(Stored data entries)
▶
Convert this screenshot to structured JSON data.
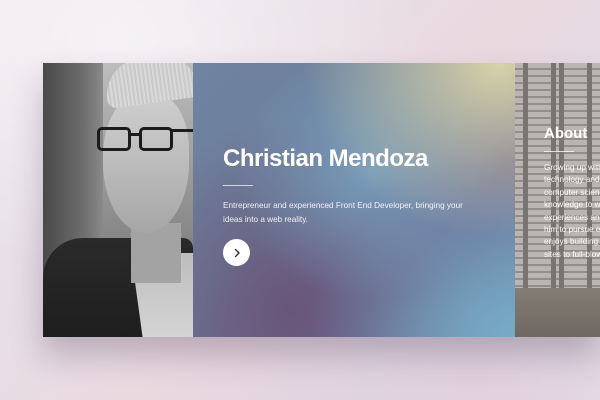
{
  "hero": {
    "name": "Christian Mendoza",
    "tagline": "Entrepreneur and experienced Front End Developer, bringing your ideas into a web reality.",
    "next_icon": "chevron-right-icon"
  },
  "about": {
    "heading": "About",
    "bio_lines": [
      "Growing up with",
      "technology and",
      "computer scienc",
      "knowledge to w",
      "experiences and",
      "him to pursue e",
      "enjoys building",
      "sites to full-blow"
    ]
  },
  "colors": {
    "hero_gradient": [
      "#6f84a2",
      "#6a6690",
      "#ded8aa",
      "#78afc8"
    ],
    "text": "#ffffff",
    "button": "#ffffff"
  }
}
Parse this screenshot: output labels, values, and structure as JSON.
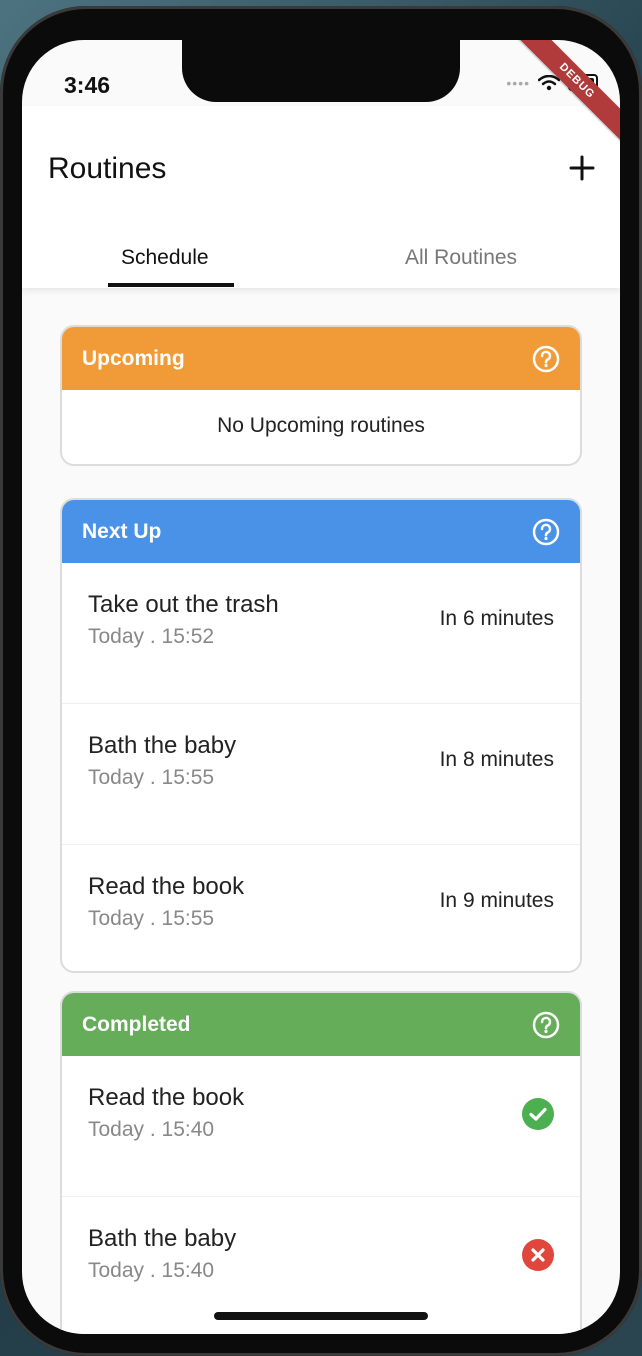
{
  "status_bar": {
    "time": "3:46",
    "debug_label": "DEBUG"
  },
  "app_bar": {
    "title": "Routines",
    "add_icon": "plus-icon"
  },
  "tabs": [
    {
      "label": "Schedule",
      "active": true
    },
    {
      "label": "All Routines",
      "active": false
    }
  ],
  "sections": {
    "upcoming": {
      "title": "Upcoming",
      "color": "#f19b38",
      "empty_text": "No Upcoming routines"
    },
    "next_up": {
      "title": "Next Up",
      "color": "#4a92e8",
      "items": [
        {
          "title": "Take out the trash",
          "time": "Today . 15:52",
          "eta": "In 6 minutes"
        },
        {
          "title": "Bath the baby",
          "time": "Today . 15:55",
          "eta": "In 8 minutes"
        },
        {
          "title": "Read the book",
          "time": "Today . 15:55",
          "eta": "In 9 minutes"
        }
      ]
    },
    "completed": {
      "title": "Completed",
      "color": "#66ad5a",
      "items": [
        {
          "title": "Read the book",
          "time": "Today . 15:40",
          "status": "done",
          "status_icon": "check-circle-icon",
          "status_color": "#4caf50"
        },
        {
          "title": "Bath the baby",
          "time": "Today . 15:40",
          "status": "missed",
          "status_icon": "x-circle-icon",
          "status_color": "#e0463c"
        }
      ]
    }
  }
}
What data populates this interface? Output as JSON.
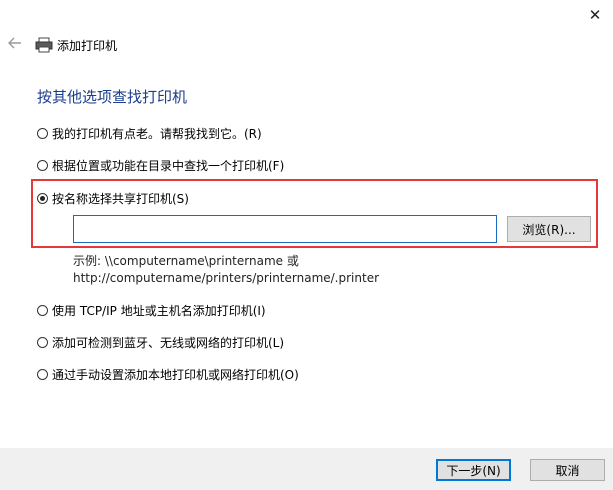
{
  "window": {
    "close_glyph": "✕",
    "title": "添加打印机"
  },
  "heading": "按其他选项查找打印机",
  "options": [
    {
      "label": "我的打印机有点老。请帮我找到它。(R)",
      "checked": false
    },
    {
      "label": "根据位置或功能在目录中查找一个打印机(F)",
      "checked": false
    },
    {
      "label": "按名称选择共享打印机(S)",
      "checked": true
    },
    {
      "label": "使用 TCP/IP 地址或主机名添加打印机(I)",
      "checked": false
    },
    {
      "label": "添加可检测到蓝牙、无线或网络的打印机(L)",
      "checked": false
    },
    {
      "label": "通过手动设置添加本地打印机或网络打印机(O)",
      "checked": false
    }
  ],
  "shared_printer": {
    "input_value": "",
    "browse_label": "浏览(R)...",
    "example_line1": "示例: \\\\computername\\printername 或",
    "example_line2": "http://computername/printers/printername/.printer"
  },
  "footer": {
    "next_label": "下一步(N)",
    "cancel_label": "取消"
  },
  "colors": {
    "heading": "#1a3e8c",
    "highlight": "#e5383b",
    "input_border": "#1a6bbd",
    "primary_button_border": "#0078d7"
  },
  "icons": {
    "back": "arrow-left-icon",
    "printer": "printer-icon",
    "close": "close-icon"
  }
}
◀
■ Challenge ■
Look over the listing. Pull out every line with the string "heading" in it.

■ Final result ■
    "heading": "About",
  "heading": "按其他选项查找打印机",
    "heading": "#1a3e8c",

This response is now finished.